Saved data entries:
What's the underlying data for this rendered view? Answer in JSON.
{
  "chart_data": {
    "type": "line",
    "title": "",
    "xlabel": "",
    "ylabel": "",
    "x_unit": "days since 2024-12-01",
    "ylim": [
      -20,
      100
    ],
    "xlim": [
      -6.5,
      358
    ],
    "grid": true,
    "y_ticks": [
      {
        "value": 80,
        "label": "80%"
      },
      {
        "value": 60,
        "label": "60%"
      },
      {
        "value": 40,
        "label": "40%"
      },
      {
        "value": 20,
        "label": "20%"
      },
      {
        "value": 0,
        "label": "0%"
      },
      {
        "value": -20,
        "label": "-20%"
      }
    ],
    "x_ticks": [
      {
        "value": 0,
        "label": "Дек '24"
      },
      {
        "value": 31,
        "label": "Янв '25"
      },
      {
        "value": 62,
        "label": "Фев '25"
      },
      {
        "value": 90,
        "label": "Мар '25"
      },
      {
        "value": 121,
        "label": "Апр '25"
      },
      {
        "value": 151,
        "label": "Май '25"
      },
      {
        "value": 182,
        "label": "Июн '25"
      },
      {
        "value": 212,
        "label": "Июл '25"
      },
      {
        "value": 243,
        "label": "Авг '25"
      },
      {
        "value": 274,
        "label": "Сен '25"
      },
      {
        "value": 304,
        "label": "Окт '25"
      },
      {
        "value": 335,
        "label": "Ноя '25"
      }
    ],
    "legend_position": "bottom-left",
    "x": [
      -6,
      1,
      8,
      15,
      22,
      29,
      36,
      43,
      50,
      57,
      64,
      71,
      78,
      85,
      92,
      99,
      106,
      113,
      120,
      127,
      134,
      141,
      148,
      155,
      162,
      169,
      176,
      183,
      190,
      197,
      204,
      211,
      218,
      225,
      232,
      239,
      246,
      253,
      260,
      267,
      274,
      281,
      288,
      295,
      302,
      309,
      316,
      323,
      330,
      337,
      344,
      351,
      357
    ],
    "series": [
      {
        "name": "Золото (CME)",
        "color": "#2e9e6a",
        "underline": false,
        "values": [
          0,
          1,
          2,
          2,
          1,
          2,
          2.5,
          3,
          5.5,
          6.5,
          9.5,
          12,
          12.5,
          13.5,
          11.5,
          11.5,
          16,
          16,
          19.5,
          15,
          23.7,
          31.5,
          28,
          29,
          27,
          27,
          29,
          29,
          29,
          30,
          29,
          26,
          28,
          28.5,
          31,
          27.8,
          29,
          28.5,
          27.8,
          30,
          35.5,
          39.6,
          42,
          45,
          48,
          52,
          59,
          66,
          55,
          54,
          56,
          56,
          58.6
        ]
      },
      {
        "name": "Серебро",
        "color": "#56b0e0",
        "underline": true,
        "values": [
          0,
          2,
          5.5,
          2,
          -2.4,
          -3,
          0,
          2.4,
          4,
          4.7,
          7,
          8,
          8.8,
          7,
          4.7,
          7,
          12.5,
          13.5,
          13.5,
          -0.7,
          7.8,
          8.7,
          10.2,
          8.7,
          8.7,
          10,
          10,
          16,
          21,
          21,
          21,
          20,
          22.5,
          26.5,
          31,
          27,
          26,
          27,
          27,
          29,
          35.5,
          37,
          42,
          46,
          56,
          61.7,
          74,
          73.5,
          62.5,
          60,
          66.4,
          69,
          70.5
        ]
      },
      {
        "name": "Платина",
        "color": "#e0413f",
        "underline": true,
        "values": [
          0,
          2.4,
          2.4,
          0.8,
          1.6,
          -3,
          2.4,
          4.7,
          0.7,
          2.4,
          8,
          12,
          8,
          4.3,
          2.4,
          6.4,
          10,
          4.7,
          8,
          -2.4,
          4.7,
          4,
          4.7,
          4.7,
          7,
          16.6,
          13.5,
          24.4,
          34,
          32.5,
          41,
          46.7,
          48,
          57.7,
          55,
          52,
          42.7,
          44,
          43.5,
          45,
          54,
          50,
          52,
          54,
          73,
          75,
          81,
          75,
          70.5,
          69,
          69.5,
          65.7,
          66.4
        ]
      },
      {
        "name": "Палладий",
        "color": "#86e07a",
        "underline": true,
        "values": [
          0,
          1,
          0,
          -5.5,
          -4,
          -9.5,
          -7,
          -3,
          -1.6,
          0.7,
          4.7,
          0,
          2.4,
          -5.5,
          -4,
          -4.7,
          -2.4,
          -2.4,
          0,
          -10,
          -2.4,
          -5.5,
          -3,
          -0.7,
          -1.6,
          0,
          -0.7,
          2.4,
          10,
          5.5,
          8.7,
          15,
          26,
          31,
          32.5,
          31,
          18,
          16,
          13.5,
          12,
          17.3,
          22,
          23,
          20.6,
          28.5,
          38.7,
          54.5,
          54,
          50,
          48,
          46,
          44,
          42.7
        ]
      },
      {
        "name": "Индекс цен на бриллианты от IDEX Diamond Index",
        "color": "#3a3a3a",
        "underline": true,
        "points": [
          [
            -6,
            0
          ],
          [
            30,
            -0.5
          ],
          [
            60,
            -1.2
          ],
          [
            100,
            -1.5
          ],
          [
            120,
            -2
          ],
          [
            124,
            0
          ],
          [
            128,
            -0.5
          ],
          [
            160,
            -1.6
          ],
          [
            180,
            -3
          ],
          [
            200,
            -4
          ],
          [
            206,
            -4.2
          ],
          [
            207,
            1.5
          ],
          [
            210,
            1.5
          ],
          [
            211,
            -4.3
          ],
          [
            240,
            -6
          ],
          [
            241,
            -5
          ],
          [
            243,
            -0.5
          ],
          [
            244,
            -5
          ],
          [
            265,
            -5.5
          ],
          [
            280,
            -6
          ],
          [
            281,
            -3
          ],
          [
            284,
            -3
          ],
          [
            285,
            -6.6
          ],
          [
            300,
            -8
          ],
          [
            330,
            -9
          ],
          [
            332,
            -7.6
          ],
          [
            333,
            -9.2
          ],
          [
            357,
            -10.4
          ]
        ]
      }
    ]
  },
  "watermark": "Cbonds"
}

→ TASK INSTRUCTIONS: In the entries above, identify every line with the word "name". Copy those lines.

→ SOLUTION TO THIS PROBLEM:
        "name": "Золото (CME)",
        "name": "Серебро",
        "name": "Платина",
        "name": "Палладий",
        "name": "Индекс цен на бриллианты от IDEX Diamond Index",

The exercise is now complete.